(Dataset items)
=====
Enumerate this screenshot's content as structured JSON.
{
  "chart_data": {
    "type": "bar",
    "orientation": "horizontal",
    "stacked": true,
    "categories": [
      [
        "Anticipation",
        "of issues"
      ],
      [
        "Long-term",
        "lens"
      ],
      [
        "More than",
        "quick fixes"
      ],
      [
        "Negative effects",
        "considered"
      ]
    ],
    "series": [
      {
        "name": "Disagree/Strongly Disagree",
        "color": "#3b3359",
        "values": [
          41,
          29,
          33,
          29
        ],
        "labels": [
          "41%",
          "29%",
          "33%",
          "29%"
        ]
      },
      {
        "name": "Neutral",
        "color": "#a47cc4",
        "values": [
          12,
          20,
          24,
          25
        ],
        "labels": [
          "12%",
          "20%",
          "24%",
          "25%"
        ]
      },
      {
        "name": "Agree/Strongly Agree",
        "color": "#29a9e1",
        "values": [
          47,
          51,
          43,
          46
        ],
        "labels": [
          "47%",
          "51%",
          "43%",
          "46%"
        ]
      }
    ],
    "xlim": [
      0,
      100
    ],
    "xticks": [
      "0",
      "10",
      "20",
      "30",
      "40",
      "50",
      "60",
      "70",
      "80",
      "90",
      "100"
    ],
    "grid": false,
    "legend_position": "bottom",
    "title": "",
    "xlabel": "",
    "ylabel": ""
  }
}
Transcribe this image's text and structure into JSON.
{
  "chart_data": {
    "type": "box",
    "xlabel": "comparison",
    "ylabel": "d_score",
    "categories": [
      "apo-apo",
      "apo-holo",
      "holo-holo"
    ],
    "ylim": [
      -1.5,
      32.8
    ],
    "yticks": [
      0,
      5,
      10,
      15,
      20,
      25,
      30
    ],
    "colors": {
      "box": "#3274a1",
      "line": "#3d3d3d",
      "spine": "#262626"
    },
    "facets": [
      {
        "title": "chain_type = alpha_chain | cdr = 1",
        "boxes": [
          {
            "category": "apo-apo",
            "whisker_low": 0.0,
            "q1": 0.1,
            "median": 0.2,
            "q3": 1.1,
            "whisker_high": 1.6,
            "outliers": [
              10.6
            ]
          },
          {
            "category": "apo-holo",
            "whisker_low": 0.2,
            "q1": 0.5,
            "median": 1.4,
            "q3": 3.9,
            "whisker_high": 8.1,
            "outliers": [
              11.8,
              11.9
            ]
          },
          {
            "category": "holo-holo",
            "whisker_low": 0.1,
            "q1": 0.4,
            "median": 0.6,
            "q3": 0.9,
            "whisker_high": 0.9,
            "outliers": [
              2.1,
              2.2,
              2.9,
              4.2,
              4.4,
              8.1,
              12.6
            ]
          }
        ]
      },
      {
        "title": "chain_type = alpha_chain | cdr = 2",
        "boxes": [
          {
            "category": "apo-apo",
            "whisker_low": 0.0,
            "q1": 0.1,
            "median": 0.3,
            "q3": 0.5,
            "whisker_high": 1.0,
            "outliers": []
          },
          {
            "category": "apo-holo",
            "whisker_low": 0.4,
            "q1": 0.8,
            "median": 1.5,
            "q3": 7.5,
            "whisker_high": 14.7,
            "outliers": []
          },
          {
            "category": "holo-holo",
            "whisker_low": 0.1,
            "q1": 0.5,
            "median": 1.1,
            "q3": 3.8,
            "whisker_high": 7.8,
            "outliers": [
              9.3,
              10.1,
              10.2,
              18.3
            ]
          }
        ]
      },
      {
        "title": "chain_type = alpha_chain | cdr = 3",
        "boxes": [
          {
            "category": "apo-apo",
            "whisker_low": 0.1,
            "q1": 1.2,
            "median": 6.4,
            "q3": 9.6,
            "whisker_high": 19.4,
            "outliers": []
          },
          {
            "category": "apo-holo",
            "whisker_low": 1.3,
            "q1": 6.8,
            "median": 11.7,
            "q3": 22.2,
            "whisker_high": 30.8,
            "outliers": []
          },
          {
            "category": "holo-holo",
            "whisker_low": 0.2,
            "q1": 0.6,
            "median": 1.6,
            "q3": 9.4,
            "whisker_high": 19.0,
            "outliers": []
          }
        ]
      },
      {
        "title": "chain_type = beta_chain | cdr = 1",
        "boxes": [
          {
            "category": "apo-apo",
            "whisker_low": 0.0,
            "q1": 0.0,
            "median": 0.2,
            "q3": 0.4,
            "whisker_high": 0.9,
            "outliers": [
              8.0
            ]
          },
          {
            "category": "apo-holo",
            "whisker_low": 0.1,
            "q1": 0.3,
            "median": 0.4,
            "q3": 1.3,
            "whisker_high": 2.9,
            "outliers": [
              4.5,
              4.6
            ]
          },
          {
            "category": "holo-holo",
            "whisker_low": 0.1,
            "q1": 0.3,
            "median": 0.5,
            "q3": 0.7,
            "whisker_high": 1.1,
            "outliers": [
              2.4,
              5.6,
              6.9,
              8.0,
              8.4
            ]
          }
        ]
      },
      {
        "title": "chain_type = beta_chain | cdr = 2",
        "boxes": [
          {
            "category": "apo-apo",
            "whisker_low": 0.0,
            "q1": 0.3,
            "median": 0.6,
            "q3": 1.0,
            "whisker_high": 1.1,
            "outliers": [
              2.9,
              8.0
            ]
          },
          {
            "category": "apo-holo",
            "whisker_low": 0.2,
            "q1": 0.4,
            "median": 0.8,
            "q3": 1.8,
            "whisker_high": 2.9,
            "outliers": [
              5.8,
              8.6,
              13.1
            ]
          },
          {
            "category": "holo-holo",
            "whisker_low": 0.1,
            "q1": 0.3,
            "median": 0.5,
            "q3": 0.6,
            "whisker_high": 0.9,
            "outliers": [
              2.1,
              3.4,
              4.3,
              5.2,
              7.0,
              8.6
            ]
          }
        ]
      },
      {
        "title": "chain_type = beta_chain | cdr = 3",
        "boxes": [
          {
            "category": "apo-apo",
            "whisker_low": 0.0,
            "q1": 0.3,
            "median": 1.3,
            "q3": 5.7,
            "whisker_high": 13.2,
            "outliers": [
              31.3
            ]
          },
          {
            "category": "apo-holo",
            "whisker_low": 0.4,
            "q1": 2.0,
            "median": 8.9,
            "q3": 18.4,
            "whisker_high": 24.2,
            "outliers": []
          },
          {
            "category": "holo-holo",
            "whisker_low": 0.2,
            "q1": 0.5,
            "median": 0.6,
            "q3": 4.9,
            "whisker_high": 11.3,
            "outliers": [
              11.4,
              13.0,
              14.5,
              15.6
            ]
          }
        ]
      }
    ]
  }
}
=====
From the listing above, copy every line that includes the word "this".

**Answer below**
Enumerate this screenshot's content as structured JSON.
Transcribe this image's text and structure into JSON.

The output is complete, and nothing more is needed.